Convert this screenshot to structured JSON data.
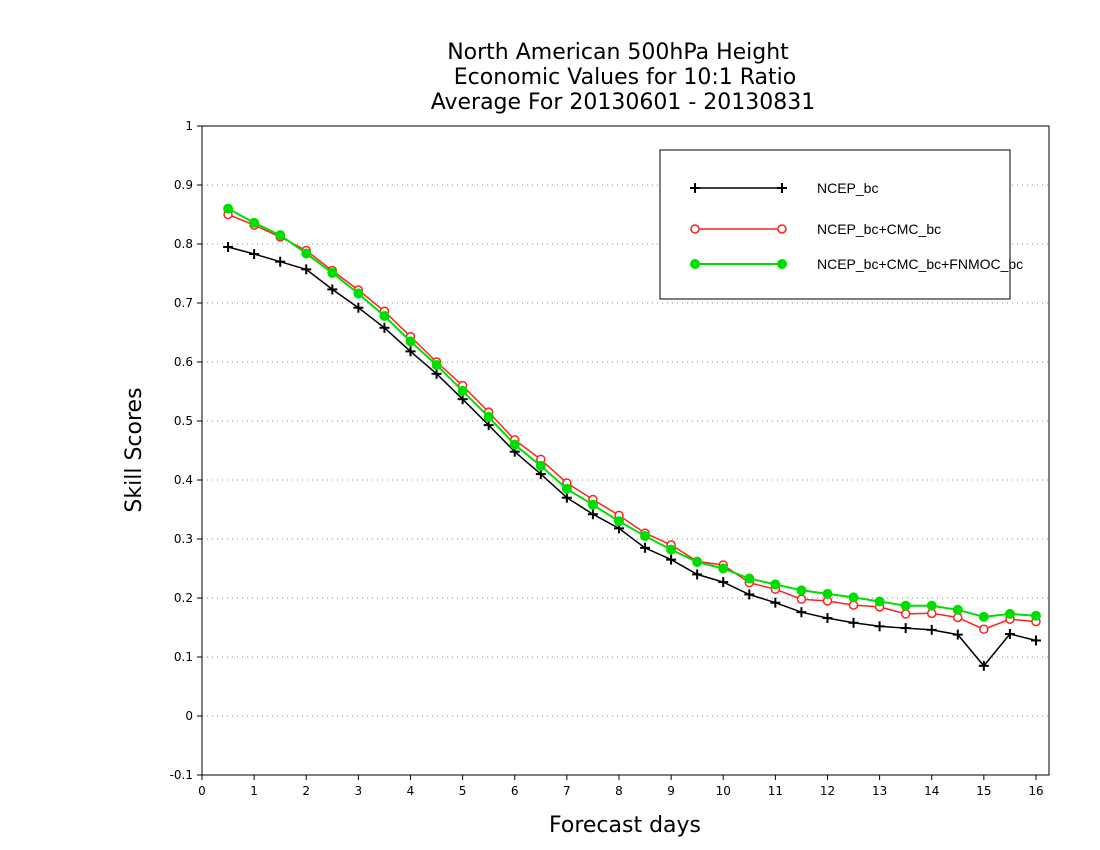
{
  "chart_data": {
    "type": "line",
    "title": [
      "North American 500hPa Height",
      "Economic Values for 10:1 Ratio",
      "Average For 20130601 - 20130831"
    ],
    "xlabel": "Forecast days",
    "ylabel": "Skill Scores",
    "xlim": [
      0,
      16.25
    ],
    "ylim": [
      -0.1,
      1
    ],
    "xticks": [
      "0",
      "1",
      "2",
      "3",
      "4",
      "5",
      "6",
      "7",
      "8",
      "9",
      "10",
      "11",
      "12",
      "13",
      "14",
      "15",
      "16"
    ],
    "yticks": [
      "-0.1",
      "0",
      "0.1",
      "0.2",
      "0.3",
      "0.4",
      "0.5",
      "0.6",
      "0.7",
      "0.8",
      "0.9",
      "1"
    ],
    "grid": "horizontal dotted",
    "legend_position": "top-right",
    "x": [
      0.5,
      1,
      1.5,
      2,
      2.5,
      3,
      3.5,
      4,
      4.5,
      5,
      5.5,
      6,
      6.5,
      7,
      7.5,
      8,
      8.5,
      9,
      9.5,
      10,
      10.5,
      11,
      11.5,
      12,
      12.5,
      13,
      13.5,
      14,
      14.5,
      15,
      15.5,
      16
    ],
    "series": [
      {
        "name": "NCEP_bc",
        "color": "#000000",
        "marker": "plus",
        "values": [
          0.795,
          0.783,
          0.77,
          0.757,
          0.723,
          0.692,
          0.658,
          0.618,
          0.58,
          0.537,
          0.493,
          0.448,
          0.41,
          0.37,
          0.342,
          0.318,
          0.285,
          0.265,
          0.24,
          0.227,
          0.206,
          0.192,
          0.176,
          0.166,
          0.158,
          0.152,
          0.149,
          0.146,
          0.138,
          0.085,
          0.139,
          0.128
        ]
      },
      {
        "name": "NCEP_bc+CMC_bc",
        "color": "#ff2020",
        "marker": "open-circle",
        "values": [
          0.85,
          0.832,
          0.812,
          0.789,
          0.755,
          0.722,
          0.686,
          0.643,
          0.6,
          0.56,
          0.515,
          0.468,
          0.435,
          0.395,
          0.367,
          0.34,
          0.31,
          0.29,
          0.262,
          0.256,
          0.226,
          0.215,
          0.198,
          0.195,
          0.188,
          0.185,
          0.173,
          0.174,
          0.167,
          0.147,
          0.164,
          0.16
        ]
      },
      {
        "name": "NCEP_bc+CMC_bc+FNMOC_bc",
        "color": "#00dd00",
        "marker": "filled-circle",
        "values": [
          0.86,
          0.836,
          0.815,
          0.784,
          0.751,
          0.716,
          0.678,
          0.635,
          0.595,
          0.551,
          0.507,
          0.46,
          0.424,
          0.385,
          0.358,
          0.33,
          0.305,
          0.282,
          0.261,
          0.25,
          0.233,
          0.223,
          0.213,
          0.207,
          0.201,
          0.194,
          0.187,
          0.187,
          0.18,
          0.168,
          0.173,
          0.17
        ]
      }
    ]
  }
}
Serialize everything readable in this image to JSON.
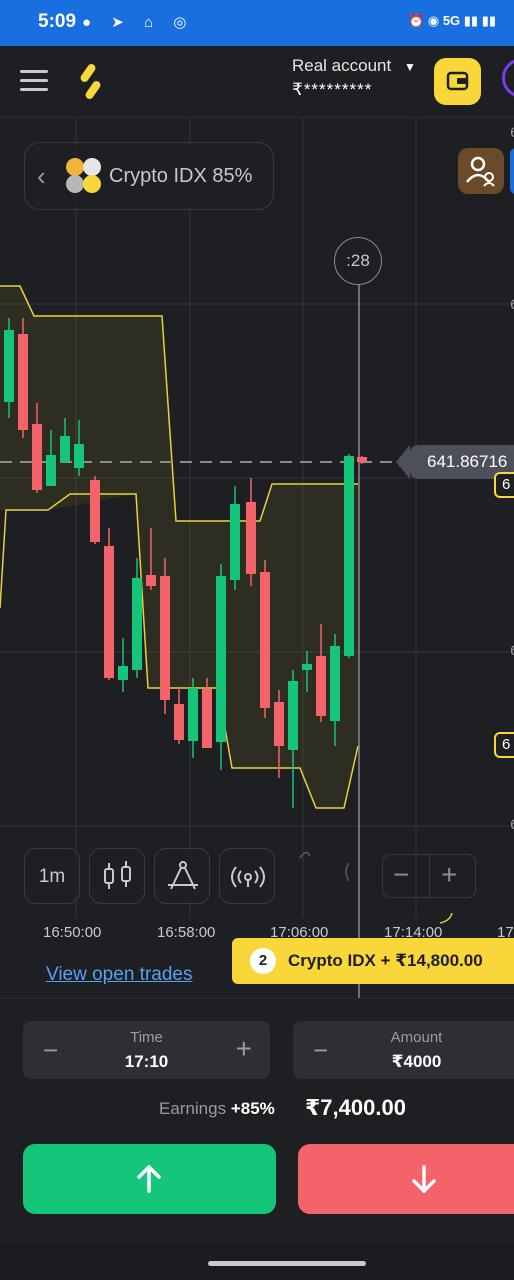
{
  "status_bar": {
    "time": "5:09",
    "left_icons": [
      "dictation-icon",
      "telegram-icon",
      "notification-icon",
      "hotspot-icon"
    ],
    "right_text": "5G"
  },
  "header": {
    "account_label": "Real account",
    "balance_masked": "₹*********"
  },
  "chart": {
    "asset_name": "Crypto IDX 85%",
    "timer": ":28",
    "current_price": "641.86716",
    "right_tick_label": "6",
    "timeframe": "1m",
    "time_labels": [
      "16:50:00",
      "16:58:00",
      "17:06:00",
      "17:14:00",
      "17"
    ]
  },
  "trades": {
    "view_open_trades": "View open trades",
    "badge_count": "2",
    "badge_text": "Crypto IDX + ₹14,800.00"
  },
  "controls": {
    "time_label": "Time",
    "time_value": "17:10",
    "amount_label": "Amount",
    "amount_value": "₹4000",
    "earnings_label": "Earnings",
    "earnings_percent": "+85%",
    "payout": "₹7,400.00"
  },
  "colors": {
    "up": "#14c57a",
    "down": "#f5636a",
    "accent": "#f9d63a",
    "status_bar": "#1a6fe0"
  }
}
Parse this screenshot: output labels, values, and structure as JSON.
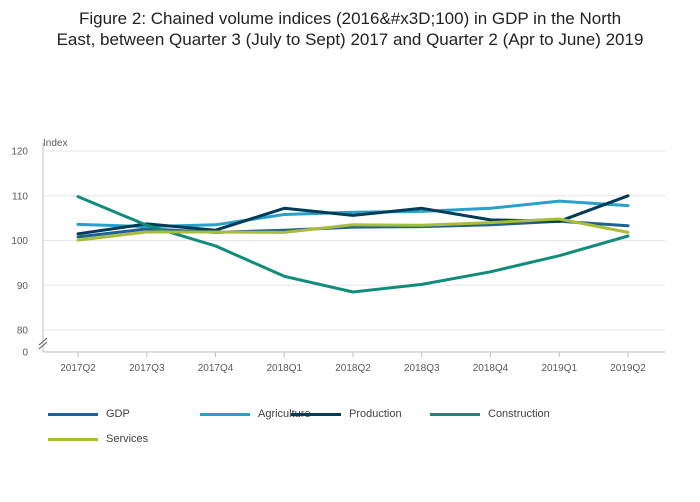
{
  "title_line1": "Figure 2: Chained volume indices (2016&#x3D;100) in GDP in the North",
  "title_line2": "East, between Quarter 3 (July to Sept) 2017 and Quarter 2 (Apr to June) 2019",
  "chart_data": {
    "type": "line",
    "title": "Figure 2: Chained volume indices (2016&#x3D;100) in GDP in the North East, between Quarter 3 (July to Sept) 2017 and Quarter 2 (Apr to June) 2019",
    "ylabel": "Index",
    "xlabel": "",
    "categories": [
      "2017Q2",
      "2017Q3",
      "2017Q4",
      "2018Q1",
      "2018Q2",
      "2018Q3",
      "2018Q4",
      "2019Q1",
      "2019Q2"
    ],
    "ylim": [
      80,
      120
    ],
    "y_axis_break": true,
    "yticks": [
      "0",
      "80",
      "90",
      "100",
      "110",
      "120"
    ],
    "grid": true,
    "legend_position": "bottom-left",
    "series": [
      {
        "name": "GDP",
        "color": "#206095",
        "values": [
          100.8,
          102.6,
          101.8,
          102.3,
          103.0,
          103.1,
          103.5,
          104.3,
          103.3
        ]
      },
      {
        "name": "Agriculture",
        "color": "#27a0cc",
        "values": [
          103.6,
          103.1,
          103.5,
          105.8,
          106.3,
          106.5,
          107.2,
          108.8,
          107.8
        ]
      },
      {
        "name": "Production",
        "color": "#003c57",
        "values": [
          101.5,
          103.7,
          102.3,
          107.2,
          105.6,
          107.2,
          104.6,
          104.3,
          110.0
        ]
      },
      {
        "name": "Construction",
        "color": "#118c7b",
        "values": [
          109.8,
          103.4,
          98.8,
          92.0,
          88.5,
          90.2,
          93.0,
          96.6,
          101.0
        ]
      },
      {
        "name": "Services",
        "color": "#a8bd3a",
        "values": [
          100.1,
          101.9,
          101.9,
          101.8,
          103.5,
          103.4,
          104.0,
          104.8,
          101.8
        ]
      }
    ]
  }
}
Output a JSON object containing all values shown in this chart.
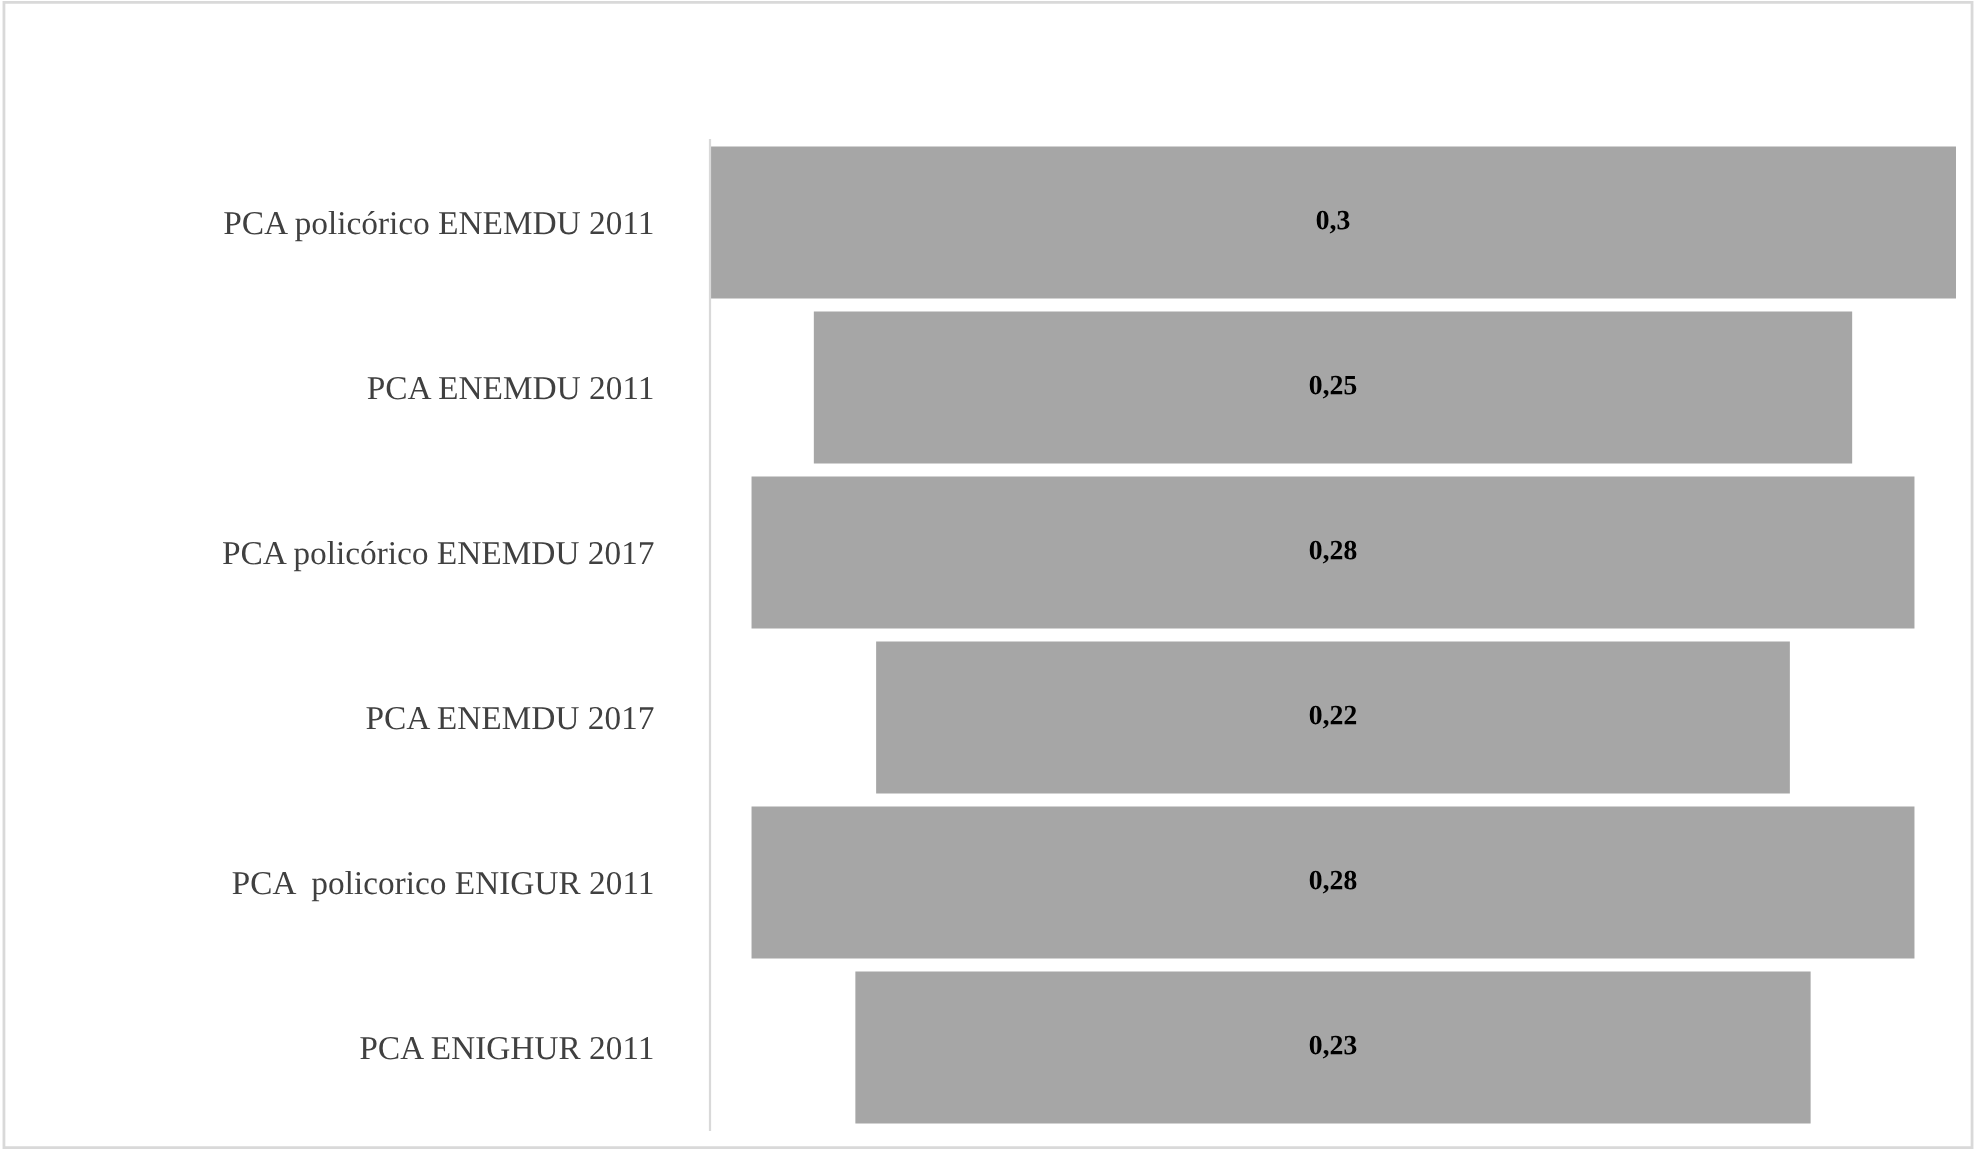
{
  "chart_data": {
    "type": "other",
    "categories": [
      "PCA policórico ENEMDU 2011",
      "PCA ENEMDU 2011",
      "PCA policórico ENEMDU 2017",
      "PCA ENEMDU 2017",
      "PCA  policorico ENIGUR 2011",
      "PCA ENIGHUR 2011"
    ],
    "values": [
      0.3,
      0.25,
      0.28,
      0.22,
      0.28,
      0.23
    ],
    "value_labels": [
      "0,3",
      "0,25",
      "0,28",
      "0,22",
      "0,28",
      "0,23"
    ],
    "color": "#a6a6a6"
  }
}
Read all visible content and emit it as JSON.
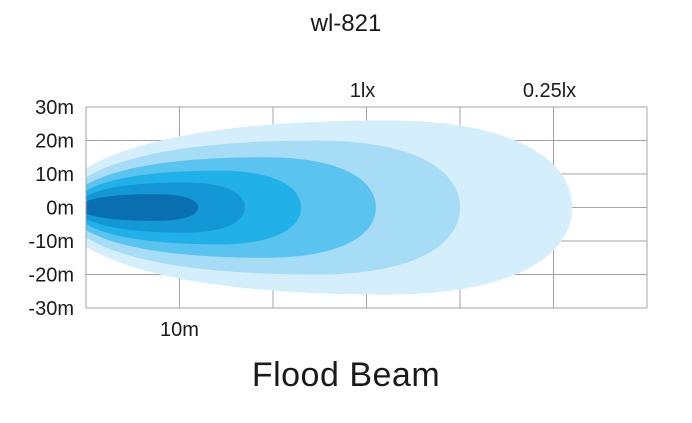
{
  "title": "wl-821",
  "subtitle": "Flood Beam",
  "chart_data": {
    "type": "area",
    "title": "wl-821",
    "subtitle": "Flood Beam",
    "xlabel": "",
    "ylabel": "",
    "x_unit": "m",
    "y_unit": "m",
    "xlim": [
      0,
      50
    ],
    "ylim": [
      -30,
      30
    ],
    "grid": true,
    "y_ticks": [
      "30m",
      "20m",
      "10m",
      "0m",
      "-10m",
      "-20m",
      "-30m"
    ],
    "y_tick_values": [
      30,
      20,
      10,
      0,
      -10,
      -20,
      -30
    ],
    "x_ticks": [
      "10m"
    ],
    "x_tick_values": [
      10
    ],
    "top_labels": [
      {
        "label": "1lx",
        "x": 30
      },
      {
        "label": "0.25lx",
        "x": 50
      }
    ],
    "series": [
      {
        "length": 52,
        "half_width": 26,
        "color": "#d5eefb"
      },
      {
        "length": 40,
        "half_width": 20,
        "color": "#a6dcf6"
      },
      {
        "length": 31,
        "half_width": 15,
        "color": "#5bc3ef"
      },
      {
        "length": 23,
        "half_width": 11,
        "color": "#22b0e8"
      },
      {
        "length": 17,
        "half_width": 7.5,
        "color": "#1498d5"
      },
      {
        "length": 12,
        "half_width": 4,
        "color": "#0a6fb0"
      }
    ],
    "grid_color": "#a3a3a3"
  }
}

....

Find each line that has the word "July", then copy it out.

  "title_line2": "East, between Quarter 3 (July to Sept) 2017 and Quarter 2 (Apr to June) 2019",
    "title": "Figure 2: Chained volume indices (2016&#x3D;100) in GDP in the North East, between Quarter 3 (July to Sept) 2017 and Quarter 2 (Apr to June) 2019",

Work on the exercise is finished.